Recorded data
***

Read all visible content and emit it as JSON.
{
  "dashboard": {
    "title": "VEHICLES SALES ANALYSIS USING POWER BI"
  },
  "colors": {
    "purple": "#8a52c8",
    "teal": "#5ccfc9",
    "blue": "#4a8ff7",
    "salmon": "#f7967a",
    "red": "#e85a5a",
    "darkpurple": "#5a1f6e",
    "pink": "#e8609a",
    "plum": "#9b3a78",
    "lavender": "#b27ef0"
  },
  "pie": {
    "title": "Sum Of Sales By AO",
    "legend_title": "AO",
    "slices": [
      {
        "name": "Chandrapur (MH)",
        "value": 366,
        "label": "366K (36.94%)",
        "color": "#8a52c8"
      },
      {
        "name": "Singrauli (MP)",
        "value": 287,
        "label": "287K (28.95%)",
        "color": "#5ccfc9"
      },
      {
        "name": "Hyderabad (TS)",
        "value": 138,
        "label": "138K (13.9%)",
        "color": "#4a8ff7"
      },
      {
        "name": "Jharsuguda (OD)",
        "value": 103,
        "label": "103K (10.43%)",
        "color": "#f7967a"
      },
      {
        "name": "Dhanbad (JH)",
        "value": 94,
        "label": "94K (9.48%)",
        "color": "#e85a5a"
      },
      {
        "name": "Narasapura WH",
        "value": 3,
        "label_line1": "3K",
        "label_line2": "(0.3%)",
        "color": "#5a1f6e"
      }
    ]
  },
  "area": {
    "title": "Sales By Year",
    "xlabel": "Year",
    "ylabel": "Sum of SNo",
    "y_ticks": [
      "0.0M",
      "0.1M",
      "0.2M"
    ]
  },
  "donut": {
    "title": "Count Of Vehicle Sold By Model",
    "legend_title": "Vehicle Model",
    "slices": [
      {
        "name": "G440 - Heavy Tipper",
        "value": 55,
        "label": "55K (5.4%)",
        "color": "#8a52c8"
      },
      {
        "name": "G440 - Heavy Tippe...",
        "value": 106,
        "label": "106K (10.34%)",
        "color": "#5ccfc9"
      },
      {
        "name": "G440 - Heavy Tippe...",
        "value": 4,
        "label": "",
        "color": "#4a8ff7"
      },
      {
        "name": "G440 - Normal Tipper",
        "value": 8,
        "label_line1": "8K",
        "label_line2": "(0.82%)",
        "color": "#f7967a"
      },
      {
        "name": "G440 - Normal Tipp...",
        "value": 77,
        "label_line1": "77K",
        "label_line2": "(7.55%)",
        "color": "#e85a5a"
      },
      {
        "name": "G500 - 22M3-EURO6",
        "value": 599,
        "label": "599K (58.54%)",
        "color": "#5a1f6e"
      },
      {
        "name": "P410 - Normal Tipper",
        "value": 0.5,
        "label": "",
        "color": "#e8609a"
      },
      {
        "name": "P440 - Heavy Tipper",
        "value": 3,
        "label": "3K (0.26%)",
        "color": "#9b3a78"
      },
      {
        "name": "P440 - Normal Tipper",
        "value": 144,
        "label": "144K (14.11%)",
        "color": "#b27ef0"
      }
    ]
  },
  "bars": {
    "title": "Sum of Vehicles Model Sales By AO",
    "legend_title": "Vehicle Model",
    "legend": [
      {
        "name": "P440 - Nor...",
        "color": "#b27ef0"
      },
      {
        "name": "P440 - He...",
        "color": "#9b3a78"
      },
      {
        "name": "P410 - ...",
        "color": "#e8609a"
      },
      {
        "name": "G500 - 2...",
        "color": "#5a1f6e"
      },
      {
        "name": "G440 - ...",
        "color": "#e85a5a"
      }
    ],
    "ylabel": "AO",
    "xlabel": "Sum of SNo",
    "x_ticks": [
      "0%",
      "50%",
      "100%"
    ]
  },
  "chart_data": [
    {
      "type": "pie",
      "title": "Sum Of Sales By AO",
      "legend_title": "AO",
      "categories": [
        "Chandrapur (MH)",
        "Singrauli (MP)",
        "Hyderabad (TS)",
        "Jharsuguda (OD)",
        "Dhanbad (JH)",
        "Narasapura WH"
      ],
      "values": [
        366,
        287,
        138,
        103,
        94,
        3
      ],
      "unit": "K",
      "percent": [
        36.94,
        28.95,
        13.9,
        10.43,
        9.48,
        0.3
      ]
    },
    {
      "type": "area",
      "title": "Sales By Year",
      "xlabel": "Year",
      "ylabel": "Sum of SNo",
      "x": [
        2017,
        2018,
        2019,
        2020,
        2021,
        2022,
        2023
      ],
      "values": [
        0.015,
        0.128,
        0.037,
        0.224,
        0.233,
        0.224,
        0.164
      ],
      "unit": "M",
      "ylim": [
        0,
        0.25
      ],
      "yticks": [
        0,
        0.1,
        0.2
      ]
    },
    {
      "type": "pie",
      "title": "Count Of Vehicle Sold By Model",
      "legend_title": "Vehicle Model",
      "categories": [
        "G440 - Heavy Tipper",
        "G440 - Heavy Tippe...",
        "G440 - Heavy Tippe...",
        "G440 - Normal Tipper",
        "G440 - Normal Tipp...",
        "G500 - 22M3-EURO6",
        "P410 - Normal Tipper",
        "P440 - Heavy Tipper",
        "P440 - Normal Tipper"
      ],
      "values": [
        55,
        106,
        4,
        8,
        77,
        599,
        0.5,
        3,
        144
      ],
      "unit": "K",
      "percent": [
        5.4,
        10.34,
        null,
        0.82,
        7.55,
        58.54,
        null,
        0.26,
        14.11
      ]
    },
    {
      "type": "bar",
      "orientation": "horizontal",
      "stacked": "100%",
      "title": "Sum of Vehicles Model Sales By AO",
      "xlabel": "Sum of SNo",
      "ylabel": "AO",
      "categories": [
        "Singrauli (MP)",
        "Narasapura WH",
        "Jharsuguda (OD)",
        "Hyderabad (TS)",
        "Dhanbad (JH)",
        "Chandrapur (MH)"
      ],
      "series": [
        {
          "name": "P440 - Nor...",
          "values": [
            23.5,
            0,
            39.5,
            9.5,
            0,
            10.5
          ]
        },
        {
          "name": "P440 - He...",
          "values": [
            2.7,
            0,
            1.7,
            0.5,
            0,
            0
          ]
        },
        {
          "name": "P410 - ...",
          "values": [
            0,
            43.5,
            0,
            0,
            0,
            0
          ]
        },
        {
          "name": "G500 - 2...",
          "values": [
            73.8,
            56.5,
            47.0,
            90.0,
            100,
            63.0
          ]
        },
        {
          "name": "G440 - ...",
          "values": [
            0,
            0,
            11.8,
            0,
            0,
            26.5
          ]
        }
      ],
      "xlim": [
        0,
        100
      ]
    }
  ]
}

***

#### [The task]
Emit the full listing verbatim.

#### [The answer]
Read all visible content and emit it as JSON.
{
  "dashboard": {
    "title": "VEHICLES SALES ANALYSIS USING POWER BI"
  },
  "colors": {
    "purple": "#8a52c8",
    "teal": "#5ccfc9",
    "blue": "#4a8ff7",
    "salmon": "#f7967a",
    "red": "#e85a5a",
    "darkpurple": "#5a1f6e",
    "pink": "#e8609a",
    "plum": "#9b3a78",
    "lavender": "#b27ef0"
  },
  "pie": {
    "title": "Sum Of Sales By AO",
    "legend_title": "AO",
    "slices": [
      {
        "name": "Chandrapur (MH)",
        "value": 366,
        "label": "366K (36.94%)",
        "color": "#8a52c8"
      },
      {
        "name": "Singrauli (MP)",
        "value": 287,
        "label": "287K (28.95%)",
        "color": "#5ccfc9"
      },
      {
        "name": "Hyderabad (TS)",
        "value": 138,
        "label": "138K (13.9%)",
        "color": "#4a8ff7"
      },
      {
        "name": "Jharsuguda (OD)",
        "value": 103,
        "label": "103K (10.43%)",
        "color": "#f7967a"
      },
      {
        "name": "Dhanbad (JH)",
        "value": 94,
        "label": "94K (9.48%)",
        "color": "#e85a5a"
      },
      {
        "name": "Narasapura WH",
        "value": 3,
        "label_line1": "3K",
        "label_line2": "(0.3%)",
        "color": "#5a1f6e"
      }
    ]
  },
  "area": {
    "title": "Sales By Year",
    "xlabel": "Year",
    "ylabel": "Sum of SNo",
    "y_ticks": [
      "0.0M",
      "0.1M",
      "0.2M"
    ]
  },
  "donut": {
    "title": "Count Of Vehicle Sold By Model",
    "legend_title": "Vehicle Model",
    "slices": [
      {
        "name": "G440 - Heavy Tipper",
        "value": 55,
        "label": "55K (5.4%)",
        "color": "#8a52c8"
      },
      {
        "name": "G440 - Heavy Tippe...",
        "value": 106,
        "label": "106K (10.34%)",
        "color": "#5ccfc9"
      },
      {
        "name": "G440 - Heavy Tippe...",
        "value": 4,
        "label": "",
        "color": "#4a8ff7"
      },
      {
        "name": "G440 - Normal Tipper",
        "value": 8,
        "label_line1": "8K",
        "label_line2": "(0.82%)",
        "color": "#f7967a"
      },
      {
        "name": "G440 - Normal Tipp...",
        "value": 77,
        "label_line1": "77K",
        "label_line2": "(7.55%)",
        "color": "#e85a5a"
      },
      {
        "name": "G500 - 22M3-EURO6",
        "value": 599,
        "label": "599K (58.54%)",
        "color": "#5a1f6e"
      },
      {
        "name": "P410 - Normal Tipper",
        "value": 0.5,
        "label": "",
        "color": "#e8609a"
      },
      {
        "name": "P440 - Heavy Tipper",
        "value": 3,
        "label": "3K (0.26%)",
        "color": "#9b3a78"
      },
      {
        "name": "P440 - Normal Tipper",
        "value": 144,
        "label": "144K (14.11%)",
        "color": "#b27ef0"
      }
    ]
  },
  "bars": {
    "title": "Sum of Vehicles Model Sales By AO",
    "legend_title": "Vehicle Model",
    "legend": [
      {
        "name": "P440 - Nor...",
        "color": "#b27ef0"
      },
      {
        "name": "P440 - He...",
        "color": "#9b3a78"
      },
      {
        "name": "P410 - ...",
        "color": "#e8609a"
      },
      {
        "name": "G500 - 2...",
        "color": "#5a1f6e"
      },
      {
        "name": "G440 - ...",
        "color": "#e85a5a"
      }
    ],
    "ylabel": "AO",
    "xlabel": "Sum of SNo",
    "x_ticks": [
      "0%",
      "50%",
      "100%"
    ]
  },
  "chart_data": [
    {
      "type": "pie",
      "title": "Sum Of Sales By AO",
      "legend_title": "AO",
      "categories": [
        "Chandrapur (MH)",
        "Singrauli (MP)",
        "Hyderabad (TS)",
        "Jharsuguda (OD)",
        "Dhanbad (JH)",
        "Narasapura WH"
      ],
      "values": [
        366,
        287,
        138,
        103,
        94,
        3
      ],
      "unit": "K",
      "percent": [
        36.94,
        28.95,
        13.9,
        10.43,
        9.48,
        0.3
      ]
    },
    {
      "type": "area",
      "title": "Sales By Year",
      "xlabel": "Year",
      "ylabel": "Sum of SNo",
      "x": [
        2017,
        2018,
        2019,
        2020,
        2021,
        2022,
        2023
      ],
      "values": [
        0.015,
        0.128,
        0.037,
        0.224,
        0.233,
        0.224,
        0.164
      ],
      "unit": "M",
      "ylim": [
        0,
        0.25
      ],
      "yticks": [
        0,
        0.1,
        0.2
      ]
    },
    {
      "type": "pie",
      "title": "Count Of Vehicle Sold By Model",
      "legend_title": "Vehicle Model",
      "categories": [
        "G440 - Heavy Tipper",
        "G440 - Heavy Tippe...",
        "G440 - Heavy Tippe...",
        "G440 - Normal Tipper",
        "G440 - Normal Tipp...",
        "G500 - 22M3-EURO6",
        "P410 - Normal Tipper",
        "P440 - Heavy Tipper",
        "P440 - Normal Tipper"
      ],
      "values": [
        55,
        106,
        4,
        8,
        77,
        599,
        0.5,
        3,
        144
      ],
      "unit": "K",
      "percent": [
        5.4,
        10.34,
        null,
        0.82,
        7.55,
        58.54,
        null,
        0.26,
        14.11
      ]
    },
    {
      "type": "bar",
      "orientation": "horizontal",
      "stacked": "100%",
      "title": "Sum of Vehicles Model Sales By AO",
      "xlabel": "Sum of SNo",
      "ylabel": "AO",
      "categories": [
        "Singrauli (MP)",
        "Narasapura WH",
        "Jharsuguda (OD)",
        "Hyderabad (TS)",
        "Dhanbad (JH)",
        "Chandrapur (MH)"
      ],
      "series": [
        {
          "name": "P440 - Nor...",
          "values": [
            23.5,
            0,
            39.5,
            9.5,
            0,
            10.5
          ]
        },
        {
          "name": "P440 - He...",
          "values": [
            2.7,
            0,
            1.7,
            0.5,
            0,
            0
          ]
        },
        {
          "name": "P410 - ...",
          "values": [
            0,
            43.5,
            0,
            0,
            0,
            0
          ]
        },
        {
          "name": "G500 - 2...",
          "values": [
            73.8,
            56.5,
            47.0,
            90.0,
            100,
            63.0
          ]
        },
        {
          "name": "G440 - ...",
          "values": [
            0,
            0,
            11.8,
            0,
            0,
            26.5
          ]
        }
      ],
      "xlim": [
        0,
        100
      ]
    }
  ]
}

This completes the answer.